*Written request*: Write out every one of the entries below verbatim, line for line, with no character changed.

*Rows*:
┄┄┄┄┄┄┄┄┄┄

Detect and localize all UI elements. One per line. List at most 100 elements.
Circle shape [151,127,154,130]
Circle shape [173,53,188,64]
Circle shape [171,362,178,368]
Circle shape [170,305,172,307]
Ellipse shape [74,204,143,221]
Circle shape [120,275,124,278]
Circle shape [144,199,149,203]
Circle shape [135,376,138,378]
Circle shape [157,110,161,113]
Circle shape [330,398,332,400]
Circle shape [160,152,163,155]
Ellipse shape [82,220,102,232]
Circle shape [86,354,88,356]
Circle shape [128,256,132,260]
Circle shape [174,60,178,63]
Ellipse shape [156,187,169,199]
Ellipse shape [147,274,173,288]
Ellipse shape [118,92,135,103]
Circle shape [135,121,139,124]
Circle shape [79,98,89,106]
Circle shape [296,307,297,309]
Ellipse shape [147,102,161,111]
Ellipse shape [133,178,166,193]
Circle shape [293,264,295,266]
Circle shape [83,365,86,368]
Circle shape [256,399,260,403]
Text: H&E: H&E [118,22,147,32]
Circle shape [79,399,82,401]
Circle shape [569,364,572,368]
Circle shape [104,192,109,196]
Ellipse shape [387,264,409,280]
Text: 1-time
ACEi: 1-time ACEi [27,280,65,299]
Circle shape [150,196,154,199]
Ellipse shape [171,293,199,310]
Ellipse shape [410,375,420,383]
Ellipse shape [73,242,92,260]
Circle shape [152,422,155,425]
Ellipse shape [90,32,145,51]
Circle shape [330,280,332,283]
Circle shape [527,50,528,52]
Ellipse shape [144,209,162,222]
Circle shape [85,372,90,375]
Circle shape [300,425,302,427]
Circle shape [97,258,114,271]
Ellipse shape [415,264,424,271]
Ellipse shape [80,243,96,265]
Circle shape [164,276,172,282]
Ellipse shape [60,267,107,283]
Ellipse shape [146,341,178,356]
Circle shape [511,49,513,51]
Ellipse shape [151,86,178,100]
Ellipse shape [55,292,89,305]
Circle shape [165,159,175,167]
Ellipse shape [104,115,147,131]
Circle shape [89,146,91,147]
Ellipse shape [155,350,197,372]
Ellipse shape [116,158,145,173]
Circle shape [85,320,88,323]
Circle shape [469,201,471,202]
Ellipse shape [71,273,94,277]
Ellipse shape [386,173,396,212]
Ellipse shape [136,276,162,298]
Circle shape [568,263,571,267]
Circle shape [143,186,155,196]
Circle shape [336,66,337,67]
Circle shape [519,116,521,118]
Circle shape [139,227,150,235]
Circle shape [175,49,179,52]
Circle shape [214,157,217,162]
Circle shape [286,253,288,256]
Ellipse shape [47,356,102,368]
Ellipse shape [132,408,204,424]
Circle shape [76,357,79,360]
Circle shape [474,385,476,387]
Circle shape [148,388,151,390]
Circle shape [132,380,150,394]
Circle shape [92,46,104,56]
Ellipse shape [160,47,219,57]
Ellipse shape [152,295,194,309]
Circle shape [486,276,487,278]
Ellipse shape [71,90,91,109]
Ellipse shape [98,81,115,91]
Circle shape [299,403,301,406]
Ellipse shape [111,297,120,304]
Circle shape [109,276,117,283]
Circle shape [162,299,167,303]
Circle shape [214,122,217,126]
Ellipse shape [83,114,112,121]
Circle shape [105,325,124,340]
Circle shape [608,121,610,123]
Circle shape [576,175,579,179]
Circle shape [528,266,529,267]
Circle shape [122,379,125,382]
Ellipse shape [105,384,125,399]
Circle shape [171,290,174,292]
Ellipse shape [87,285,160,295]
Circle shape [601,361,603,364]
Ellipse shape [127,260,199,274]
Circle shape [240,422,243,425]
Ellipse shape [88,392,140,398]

┄┄┄┄┄┄┄┄┄┄

*Answer*:
Detect and localize all UI elements. One per line. List at most 100 elements.
Circle shape [151,127,154,130]
Circle shape [173,53,188,64]
Circle shape [171,362,178,368]
Circle shape [170,305,172,307]
Ellipse shape [74,204,143,221]
Circle shape [120,275,124,278]
Circle shape [144,199,149,203]
Circle shape [135,376,138,378]
Circle shape [157,110,161,113]
Circle shape [330,398,332,400]
Circle shape [160,152,163,155]
Ellipse shape [82,220,102,232]
Circle shape [86,354,88,356]
Circle shape [128,256,132,260]
Circle shape [174,60,178,63]
Ellipse shape [156,187,169,199]
Ellipse shape [147,274,173,288]
Ellipse shape [118,92,135,103]
Circle shape [135,121,139,124]
Circle shape [79,98,89,106]
Circle shape [296,307,297,309]
Ellipse shape [147,102,161,111]
Ellipse shape [133,178,166,193]
Circle shape [293,264,295,266]
Circle shape [83,365,86,368]
Circle shape [256,399,260,403]
Text: H&E: H&E [118,22,147,32]
Circle shape [79,399,82,401]
Circle shape [569,364,572,368]
Circle shape [104,192,109,196]
Ellipse shape [387,264,409,280]
Text: 1-time
ACEi: 1-time ACEi [27,280,65,299]
Circle shape [150,196,154,199]
Ellipse shape [171,293,199,310]
Ellipse shape [410,375,420,383]
Ellipse shape [73,242,92,260]
Circle shape [152,422,155,425]
Ellipse shape [90,32,145,51]
Circle shape [330,280,332,283]
Circle shape [527,50,528,52]
Ellipse shape [144,209,162,222]
Circle shape [85,372,90,375]
Circle shape [300,425,302,427]
Circle shape [97,258,114,271]
Ellipse shape [415,264,424,271]
Ellipse shape [80,243,96,265]
Circle shape [164,276,172,282]
Ellipse shape [60,267,107,283]
Ellipse shape [146,341,178,356]
Circle shape [511,49,513,51]
Ellipse shape [151,86,178,100]
Ellipse shape [55,292,89,305]
Circle shape [165,159,175,167]
Ellipse shape [104,115,147,131]
Circle shape [89,146,91,147]
Ellipse shape [155,350,197,372]
Ellipse shape [116,158,145,173]
Circle shape [85,320,88,323]
Circle shape [469,201,471,202]
Ellipse shape [71,273,94,277]
Ellipse shape [386,173,396,212]
Ellipse shape [136,276,162,298]
Circle shape [568,263,571,267]
Circle shape [143,186,155,196]
Circle shape [336,66,337,67]
Circle shape [519,116,521,118]
Circle shape [139,227,150,235]
Circle shape [175,49,179,52]
Circle shape [214,157,217,162]
Circle shape [286,253,288,256]
Ellipse shape [47,356,102,368]
Ellipse shape [132,408,204,424]
Circle shape [76,357,79,360]
Circle shape [474,385,476,387]
Circle shape [148,388,151,390]
Circle shape [132,380,150,394]
Circle shape [92,46,104,56]
Ellipse shape [160,47,219,57]
Ellipse shape [152,295,194,309]
Circle shape [486,276,487,278]
Ellipse shape [71,90,91,109]
Ellipse shape [98,81,115,91]
Circle shape [299,403,301,406]
Ellipse shape [111,297,120,304]
Circle shape [109,276,117,283]
Circle shape [162,299,167,303]
Circle shape [214,122,217,126]
Ellipse shape [83,114,112,121]
Circle shape [105,325,124,340]
Circle shape [608,121,610,123]
Circle shape [576,175,579,179]
Circle shape [528,266,529,267]
Circle shape [122,379,125,382]
Ellipse shape [105,384,125,399]
Circle shape [171,290,174,292]
Ellipse shape [87,285,160,295]
Circle shape [601,361,603,364]
Ellipse shape [127,260,199,274]
Circle shape [240,422,243,425]
Ellipse shape [88,392,140,398]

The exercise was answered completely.